■ **GIVEN ENTRIES**:
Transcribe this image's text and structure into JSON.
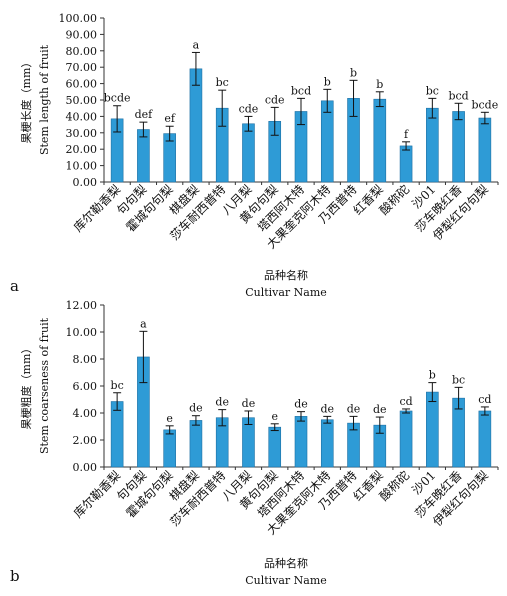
{
  "chart_data": [
    {
      "type": "bar",
      "panel": "a",
      "categories": [
        "库尔勒香梨",
        "句句梨",
        "霍城句句梨",
        "棋盘梨",
        "莎车耐西普特",
        "八月梨",
        "黄句句梨",
        "塔西阿木特",
        "大果奎克阿木特",
        "乃西普特",
        "红香梨",
        "酸称砣",
        "沙01",
        "莎车晚红香",
        "伊犁红句句梨"
      ],
      "values": [
        38.5,
        32.0,
        29.5,
        69.0,
        45.0,
        35.5,
        37.0,
        43.0,
        49.5,
        51.0,
        50.5,
        22.0,
        45.0,
        43.0,
        39.0
      ],
      "errors": [
        8.0,
        4.5,
        4.5,
        10.0,
        11.0,
        4.5,
        8.5,
        8.0,
        7.0,
        11.0,
        4.5,
        2.5,
        6.0,
        5.0,
        3.5
      ],
      "significance": [
        "bcde",
        "def",
        "ef",
        "a",
        "bc",
        "cde",
        "cde",
        "bcd",
        "b",
        "b",
        "b",
        "f",
        "bc",
        "bcd",
        "bcde"
      ],
      "ylabel": "果梗长度（mm）",
      "ylabel_en": "Stem length of fruit",
      "xlabel": "品种名称",
      "xlabel_en": "Cultivar Name",
      "ylim": [
        0,
        100
      ],
      "yticks": [
        "0.00",
        "10.00",
        "20.00",
        "30.00",
        "40.00",
        "50.00",
        "60.00",
        "70.00",
        "80.00",
        "90.00",
        "100.00"
      ],
      "bar_color": "#2e9bd6",
      "grid": false
    },
    {
      "type": "bar",
      "panel": "b",
      "categories": [
        "库尔勒香梨",
        "句句梨",
        "霍城句句梨",
        "棋盘梨",
        "莎车耐西普特",
        "八月梨",
        "黄句句梨",
        "塔西阿木特",
        "大果奎克阿木特",
        "乃西普特",
        "红香梨",
        "酸称砣",
        "沙01",
        "莎车晚红香",
        "伊犁红句句梨"
      ],
      "values": [
        4.85,
        8.15,
        2.75,
        3.45,
        3.65,
        3.65,
        2.95,
        3.75,
        3.5,
        3.25,
        3.1,
        4.15,
        5.55,
        5.1,
        4.15
      ],
      "errors": [
        0.65,
        1.9,
        0.3,
        0.35,
        0.6,
        0.5,
        0.25,
        0.35,
        0.25,
        0.5,
        0.6,
        0.15,
        0.7,
        0.8,
        0.3
      ],
      "significance": [
        "bc",
        "a",
        "e",
        "de",
        "de",
        "de",
        "e",
        "de",
        "de",
        "de",
        "de",
        "cd",
        "b",
        "bc",
        "cd"
      ],
      "ylabel": "果梗粗度（mm）",
      "ylabel_en": "Stem coarseness of fruit",
      "xlabel": "品种名称",
      "xlabel_en": "Cultivar Name",
      "ylim": [
        0,
        12
      ],
      "yticks": [
        "0.00",
        "2.00",
        "4.00",
        "6.00",
        "8.00",
        "10.00",
        "12.00"
      ],
      "bar_color": "#2e9bd6",
      "grid": false
    }
  ]
}
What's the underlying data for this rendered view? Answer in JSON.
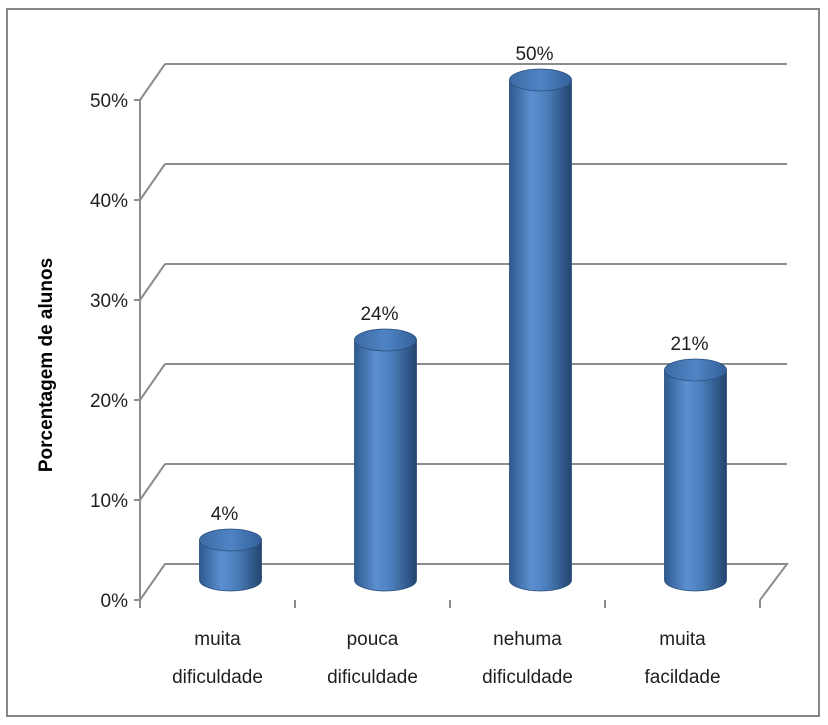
{
  "chart_data": {
    "type": "bar",
    "title": "",
    "xlabel": "",
    "ylabel": "Porcentagem de alunos",
    "ylim": [
      0,
      50
    ],
    "yticks": [
      "0%",
      "10%",
      "20%",
      "30%",
      "40%",
      "50%"
    ],
    "ytick_values": [
      0,
      10,
      20,
      30,
      40,
      50
    ],
    "categories": [
      [
        "muita",
        "dificuldade"
      ],
      [
        "pouca",
        "dificuldade"
      ],
      [
        "nehuma",
        "dificuldade"
      ],
      [
        "muita",
        "facildade"
      ]
    ],
    "values": [
      4,
      24,
      50,
      21
    ],
    "data_labels": [
      "4%",
      "24%",
      "50%",
      "21%"
    ],
    "grid": true,
    "style": "3d-cylinder",
    "bar_color": "#4a7ebb"
  }
}
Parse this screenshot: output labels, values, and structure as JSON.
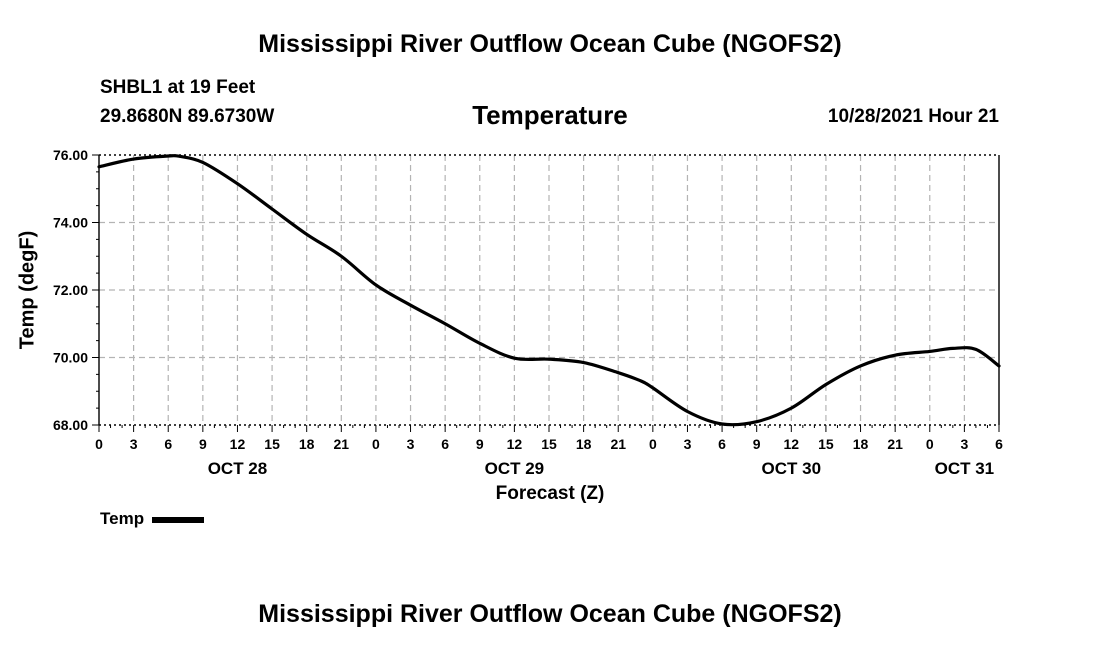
{
  "header": {
    "title": "Mississippi River Outflow Ocean Cube (NGOFS2)",
    "station": "SHBL1 at 19 Feet",
    "coords": "29.8680N  89.6730W",
    "subtitle": "Temperature",
    "datetime": "10/28/2021 Hour 21"
  },
  "footer": {
    "title": "Mississippi River Outflow Ocean Cube (NGOFS2)"
  },
  "legend": {
    "label": "Temp"
  },
  "chart_data": {
    "type": "line",
    "title": "Temperature",
    "xlabel": "Forecast (Z)",
    "ylabel": "Temp (degF)",
    "xlim": [
      0,
      78
    ],
    "ylim": [
      68.0,
      76.0
    ],
    "grid": true,
    "x_ticks": [
      0,
      3,
      6,
      9,
      12,
      15,
      18,
      21,
      24,
      27,
      30,
      33,
      36,
      39,
      42,
      45,
      48,
      51,
      54,
      57,
      60,
      63,
      66,
      69,
      72,
      75,
      78
    ],
    "x_tick_labels": [
      "0",
      "3",
      "6",
      "9",
      "12",
      "15",
      "18",
      "21",
      "0",
      "3",
      "6",
      "9",
      "12",
      "15",
      "18",
      "21",
      "0",
      "3",
      "6",
      "9",
      "12",
      "15",
      "18",
      "21",
      "0",
      "3",
      "6"
    ],
    "y_ticks": [
      68.0,
      70.0,
      72.0,
      74.0,
      76.0
    ],
    "y_tick_labels": [
      "68.00",
      "70.00",
      "72.00",
      "74.00",
      "76.00"
    ],
    "date_labels": [
      {
        "x": 12,
        "label": "OCT 28"
      },
      {
        "x": 36,
        "label": "OCT 29"
      },
      {
        "x": 60,
        "label": "OCT 30"
      },
      {
        "x": 75,
        "label": "OCT 31"
      }
    ],
    "series": [
      {
        "name": "Temp",
        "color": "#000000",
        "x": [
          0,
          3,
          6,
          7,
          9,
          12,
          15,
          18,
          21,
          24,
          27,
          30,
          33,
          36,
          39,
          42,
          45,
          47,
          48,
          51,
          54,
          57,
          60,
          63,
          66,
          69,
          72,
          74,
          76,
          78
        ],
        "y": [
          75.65,
          75.88,
          75.97,
          75.96,
          75.78,
          75.15,
          74.4,
          73.65,
          73.0,
          72.15,
          71.55,
          71.0,
          70.42,
          69.98,
          69.95,
          69.85,
          69.55,
          69.3,
          69.1,
          68.4,
          68.03,
          68.1,
          68.5,
          69.2,
          69.75,
          70.07,
          70.18,
          70.27,
          70.24,
          69.75
        ]
      }
    ]
  }
}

■ **SET PROBLEM**: Look over the records above and copy each line that includes the string "JSON".

■ **EXERCISE OUTPUT**:
Transcribe this image's text and structure into JSON.
What's the underlying data for this rendered view? Answer in JSON.
Parse this screenshot: output labels, values, and structure as JSON.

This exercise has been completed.